The problem → Copy exactly, and only, the lines from the line containing "Output a JSON" through the last line of the records below, both included.

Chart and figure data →
━━━━━━━━━━━━━━━━━━━━━━━━━━━━━━
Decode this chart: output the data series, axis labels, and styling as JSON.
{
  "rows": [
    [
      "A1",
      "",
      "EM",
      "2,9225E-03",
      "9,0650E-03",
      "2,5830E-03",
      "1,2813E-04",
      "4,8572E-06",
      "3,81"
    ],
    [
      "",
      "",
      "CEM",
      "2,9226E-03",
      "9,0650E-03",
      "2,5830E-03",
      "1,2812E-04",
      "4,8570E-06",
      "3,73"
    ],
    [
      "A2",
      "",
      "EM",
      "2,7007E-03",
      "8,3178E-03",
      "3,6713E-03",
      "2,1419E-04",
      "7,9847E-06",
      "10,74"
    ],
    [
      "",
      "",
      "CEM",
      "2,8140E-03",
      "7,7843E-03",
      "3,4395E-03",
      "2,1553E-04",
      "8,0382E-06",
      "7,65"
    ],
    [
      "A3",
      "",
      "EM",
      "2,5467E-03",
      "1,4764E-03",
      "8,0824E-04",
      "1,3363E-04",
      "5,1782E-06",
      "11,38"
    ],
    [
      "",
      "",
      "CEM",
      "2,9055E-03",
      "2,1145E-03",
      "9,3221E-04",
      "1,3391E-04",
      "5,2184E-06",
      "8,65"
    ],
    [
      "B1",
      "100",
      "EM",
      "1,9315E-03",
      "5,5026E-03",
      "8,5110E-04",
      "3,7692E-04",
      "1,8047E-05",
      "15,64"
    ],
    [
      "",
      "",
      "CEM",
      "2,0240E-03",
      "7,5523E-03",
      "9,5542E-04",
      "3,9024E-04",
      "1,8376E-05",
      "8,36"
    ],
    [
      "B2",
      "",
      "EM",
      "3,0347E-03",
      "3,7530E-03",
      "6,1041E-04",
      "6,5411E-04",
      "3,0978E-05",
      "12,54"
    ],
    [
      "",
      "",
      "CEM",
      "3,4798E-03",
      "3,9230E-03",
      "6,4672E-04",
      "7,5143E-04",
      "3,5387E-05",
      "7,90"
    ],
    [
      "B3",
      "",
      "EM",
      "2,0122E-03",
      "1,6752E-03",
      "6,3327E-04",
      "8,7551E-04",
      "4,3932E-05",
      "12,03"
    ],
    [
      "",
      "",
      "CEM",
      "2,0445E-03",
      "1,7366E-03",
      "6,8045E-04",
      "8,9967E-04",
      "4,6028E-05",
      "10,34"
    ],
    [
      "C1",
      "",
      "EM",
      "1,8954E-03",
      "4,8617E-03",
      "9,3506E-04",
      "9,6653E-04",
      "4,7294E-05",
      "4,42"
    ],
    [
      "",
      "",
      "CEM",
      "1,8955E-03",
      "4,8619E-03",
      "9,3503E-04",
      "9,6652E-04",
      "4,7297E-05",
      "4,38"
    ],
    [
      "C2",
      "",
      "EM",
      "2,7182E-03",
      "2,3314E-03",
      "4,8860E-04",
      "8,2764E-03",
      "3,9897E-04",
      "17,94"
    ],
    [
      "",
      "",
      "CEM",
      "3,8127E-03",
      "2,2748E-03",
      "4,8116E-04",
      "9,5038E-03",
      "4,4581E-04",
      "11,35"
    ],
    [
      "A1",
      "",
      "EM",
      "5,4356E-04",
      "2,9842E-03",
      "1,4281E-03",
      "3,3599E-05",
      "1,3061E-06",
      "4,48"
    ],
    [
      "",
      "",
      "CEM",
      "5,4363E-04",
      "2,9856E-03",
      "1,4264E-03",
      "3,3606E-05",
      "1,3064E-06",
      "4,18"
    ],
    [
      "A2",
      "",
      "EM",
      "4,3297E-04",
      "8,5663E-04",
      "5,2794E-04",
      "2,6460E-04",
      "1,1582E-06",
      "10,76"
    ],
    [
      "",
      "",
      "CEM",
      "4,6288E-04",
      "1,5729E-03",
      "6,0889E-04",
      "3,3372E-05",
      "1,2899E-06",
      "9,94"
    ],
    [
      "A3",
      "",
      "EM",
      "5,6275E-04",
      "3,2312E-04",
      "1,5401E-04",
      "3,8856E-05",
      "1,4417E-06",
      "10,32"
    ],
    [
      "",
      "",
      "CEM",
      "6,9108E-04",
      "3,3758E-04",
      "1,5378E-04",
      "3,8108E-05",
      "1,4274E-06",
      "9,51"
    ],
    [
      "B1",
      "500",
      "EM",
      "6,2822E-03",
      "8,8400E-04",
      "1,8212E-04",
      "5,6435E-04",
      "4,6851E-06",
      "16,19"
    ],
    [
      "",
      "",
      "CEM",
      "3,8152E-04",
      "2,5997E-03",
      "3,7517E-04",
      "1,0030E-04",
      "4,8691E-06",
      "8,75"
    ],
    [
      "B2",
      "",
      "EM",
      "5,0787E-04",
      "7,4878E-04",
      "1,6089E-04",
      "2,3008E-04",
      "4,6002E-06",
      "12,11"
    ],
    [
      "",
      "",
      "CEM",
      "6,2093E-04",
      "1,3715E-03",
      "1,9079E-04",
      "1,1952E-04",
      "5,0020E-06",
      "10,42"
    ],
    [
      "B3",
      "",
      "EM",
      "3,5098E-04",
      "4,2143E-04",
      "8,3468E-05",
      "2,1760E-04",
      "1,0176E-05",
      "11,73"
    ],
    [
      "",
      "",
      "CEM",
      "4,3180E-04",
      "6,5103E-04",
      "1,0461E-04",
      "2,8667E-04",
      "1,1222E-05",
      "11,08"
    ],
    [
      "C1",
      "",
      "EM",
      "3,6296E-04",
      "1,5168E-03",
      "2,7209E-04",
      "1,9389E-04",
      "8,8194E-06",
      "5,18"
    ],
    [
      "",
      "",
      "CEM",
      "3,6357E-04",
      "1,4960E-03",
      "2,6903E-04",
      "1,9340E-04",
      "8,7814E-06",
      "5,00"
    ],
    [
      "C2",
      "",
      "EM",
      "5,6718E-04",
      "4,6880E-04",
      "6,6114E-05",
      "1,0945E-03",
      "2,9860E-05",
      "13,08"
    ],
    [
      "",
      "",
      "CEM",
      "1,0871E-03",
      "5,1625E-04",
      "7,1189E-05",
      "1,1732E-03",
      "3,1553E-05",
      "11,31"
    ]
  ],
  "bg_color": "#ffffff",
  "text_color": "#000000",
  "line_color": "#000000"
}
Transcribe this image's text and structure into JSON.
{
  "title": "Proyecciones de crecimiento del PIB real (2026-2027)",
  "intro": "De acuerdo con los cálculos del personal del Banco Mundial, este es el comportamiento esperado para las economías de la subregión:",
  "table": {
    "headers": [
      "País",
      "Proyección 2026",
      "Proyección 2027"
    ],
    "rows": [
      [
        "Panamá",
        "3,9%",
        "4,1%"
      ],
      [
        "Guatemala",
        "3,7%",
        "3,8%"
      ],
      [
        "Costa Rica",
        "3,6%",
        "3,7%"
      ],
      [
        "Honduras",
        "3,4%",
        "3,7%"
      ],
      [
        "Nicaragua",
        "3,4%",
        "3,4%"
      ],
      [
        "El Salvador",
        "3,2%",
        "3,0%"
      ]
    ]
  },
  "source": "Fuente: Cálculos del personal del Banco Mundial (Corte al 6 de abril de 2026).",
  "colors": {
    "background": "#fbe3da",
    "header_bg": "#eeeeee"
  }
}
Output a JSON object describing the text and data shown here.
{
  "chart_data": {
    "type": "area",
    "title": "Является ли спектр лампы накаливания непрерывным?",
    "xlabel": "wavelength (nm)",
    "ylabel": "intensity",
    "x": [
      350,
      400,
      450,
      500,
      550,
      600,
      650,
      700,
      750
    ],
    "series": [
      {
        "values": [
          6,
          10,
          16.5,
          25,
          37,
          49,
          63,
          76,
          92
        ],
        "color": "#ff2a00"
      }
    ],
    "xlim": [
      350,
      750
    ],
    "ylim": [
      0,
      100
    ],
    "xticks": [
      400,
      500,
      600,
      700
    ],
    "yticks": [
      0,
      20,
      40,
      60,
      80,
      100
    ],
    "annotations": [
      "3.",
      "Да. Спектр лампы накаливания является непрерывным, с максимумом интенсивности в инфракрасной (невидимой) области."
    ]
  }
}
━━━━━━━━━━━━━━━━━━━━━━━━━━━━━━
Worked answer →
Output a JSON object describing the text and data shown here.
{
  "chart_data": {
    "type": "area",
    "title": "Является ли спектр лампы накаливания непрерывным?",
    "xlabel": "wavelength (nm)",
    "ylabel": "intensity",
    "x": [
      350,
      400,
      450,
      500,
      550,
      600,
      650,
      700,
      750
    ],
    "series": [
      {
        "values": [
          6,
          10,
          16.5,
          25,
          37,
          49,
          63,
          76,
          92
        ],
        "color": "#ff2a00"
      }
    ],
    "xlim": [
      350,
      750
    ],
    "ylim": [
      0,
      100
    ],
    "xticks": [
      400,
      500,
      600,
      700
    ],
    "yticks": [
      0,
      20,
      40,
      60,
      80,
      100
    ],
    "annotations": [
      "3.",
      "Да. Спектр лампы накаливания является непрерывным, с максимумом интенсивности в инфракрасной (невидимой) области."
    ]
  }
}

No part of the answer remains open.